Search the records that follow and extract every line containing the string "Lockheart".

- EXERCISE MATERIAL
-- BEGIN --
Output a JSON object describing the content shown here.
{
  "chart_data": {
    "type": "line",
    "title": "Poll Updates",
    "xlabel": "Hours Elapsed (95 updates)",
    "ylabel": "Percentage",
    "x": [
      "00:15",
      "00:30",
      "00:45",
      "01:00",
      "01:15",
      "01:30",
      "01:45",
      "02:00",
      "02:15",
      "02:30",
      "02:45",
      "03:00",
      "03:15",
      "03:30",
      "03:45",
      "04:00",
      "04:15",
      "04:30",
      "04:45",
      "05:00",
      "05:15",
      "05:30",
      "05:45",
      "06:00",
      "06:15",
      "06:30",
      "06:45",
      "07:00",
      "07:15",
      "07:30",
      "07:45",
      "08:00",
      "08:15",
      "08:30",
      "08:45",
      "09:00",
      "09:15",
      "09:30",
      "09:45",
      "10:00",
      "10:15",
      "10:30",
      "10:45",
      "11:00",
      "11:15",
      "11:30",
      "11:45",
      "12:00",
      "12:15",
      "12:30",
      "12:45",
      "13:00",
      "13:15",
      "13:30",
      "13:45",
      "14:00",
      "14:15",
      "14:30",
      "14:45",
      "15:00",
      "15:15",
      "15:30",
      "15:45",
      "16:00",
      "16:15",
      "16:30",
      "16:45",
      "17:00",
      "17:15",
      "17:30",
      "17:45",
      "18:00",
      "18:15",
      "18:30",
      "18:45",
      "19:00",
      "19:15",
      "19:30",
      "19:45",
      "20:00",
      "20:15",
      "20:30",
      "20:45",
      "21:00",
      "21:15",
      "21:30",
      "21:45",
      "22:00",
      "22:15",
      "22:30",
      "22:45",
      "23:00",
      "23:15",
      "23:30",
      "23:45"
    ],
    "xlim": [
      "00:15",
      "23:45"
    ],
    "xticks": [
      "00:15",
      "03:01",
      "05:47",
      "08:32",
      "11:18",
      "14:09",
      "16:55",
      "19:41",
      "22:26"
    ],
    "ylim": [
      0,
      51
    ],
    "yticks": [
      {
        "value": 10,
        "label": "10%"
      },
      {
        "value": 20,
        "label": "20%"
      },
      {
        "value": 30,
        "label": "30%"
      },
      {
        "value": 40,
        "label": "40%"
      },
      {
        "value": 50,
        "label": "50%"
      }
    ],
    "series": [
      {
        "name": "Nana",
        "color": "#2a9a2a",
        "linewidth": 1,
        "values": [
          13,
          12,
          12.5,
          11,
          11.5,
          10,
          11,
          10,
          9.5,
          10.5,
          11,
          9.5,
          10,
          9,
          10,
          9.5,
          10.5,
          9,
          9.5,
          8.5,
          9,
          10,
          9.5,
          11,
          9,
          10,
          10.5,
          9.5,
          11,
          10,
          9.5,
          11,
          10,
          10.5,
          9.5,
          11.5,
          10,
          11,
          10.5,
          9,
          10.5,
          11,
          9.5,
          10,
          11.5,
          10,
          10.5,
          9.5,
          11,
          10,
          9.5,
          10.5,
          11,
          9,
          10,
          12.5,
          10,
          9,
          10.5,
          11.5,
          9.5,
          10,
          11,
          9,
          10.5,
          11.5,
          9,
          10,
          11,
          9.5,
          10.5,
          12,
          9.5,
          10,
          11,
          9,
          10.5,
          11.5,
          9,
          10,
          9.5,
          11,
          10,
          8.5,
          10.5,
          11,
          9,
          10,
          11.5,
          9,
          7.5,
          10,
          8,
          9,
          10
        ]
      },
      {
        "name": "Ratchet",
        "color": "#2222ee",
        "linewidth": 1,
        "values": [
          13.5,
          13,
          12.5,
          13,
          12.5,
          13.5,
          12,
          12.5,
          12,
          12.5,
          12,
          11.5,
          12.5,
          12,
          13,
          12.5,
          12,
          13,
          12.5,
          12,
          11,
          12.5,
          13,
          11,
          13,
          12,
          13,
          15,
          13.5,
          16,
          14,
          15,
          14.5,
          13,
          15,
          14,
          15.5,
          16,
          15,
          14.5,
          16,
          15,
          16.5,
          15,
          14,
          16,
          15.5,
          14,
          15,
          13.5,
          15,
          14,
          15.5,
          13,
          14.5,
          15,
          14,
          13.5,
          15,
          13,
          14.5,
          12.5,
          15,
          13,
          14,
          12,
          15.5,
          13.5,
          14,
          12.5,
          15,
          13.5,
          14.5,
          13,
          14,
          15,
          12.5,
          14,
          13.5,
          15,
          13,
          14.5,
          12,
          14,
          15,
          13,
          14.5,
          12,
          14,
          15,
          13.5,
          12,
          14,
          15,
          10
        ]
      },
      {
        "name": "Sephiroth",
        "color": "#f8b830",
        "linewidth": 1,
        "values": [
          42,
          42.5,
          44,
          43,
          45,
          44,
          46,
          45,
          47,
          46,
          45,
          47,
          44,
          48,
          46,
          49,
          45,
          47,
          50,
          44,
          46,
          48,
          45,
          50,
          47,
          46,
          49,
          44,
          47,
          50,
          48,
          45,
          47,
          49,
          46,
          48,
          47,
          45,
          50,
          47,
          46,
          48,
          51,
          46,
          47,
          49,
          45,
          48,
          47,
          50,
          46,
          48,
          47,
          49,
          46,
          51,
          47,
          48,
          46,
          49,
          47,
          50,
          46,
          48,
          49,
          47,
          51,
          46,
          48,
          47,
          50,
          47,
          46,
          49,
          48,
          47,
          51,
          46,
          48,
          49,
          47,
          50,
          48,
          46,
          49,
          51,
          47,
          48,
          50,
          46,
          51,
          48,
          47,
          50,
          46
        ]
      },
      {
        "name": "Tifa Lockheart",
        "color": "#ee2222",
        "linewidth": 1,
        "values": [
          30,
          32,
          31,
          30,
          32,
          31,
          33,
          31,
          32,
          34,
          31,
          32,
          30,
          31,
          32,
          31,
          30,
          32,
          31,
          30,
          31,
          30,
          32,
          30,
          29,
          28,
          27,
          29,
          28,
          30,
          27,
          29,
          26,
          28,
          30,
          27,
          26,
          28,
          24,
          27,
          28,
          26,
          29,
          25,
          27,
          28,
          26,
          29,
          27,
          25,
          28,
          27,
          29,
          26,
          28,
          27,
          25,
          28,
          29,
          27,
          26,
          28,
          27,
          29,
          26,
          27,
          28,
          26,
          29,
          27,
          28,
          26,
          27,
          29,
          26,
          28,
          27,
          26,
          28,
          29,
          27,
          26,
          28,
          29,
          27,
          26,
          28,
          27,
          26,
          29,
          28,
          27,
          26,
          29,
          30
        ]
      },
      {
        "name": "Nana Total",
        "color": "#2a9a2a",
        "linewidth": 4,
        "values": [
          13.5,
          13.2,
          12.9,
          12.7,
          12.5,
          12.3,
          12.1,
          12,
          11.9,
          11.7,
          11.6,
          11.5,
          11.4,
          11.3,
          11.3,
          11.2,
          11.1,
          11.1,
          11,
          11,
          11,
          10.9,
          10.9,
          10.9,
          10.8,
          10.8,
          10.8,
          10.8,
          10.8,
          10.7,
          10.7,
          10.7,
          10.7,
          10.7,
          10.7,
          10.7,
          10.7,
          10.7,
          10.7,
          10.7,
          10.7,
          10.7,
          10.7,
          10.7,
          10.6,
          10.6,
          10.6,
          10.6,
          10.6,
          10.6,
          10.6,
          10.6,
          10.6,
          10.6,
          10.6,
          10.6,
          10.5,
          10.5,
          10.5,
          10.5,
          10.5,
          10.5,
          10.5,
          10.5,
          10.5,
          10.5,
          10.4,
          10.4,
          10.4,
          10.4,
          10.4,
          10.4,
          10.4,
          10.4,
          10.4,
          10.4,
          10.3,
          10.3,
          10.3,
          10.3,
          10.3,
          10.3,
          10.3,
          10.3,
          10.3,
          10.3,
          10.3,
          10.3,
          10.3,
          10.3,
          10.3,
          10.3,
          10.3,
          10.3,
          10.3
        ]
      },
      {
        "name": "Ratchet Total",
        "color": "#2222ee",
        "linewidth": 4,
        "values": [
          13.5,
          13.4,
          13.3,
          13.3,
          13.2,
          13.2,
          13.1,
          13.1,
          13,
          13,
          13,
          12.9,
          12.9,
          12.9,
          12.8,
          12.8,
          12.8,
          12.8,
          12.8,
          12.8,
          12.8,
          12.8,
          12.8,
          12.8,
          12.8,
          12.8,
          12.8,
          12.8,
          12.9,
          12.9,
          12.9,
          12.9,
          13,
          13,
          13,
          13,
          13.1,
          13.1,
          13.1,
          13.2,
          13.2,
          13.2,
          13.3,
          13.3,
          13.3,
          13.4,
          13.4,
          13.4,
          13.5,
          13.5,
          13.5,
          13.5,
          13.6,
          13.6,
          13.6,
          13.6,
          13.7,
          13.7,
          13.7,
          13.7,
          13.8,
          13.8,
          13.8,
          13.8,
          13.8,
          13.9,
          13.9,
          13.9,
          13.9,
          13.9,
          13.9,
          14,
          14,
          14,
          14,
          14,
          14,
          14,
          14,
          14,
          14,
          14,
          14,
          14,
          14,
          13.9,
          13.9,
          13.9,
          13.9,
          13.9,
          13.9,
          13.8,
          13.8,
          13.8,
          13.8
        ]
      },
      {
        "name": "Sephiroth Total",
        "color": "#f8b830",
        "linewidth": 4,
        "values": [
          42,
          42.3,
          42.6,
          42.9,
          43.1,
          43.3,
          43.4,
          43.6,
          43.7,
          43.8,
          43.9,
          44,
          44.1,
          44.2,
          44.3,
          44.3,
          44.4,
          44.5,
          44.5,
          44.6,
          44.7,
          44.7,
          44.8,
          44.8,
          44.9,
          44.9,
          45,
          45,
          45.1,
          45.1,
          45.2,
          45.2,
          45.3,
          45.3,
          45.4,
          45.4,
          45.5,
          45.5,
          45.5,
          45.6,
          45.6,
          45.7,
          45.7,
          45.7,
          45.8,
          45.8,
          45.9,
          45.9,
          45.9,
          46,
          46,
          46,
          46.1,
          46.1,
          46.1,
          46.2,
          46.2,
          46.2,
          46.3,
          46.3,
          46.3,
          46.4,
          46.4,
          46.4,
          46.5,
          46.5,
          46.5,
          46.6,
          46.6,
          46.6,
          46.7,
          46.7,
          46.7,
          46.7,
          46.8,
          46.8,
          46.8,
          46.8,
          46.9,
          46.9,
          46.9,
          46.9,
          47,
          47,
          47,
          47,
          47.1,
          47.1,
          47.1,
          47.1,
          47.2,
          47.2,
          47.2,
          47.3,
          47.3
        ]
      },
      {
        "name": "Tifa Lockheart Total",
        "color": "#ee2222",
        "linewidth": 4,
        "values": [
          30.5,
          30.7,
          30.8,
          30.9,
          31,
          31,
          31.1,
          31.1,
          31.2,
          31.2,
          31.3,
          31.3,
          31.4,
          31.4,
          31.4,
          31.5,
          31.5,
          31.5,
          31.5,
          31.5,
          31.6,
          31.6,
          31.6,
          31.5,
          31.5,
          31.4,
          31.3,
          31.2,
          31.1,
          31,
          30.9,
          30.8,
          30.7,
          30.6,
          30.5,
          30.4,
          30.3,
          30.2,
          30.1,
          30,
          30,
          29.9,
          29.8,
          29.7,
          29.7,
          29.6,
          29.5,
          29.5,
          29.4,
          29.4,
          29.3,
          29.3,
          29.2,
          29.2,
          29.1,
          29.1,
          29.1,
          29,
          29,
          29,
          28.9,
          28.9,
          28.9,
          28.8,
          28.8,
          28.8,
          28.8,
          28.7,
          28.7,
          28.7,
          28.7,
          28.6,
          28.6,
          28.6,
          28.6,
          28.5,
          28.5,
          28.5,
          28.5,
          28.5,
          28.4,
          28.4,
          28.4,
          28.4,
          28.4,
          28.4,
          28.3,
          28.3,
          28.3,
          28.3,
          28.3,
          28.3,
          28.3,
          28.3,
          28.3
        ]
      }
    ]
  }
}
-- END --
- WRITTEN ANSWER
        "name": "Tifa Lockheart",
        "name": "Tifa Lockheart Total",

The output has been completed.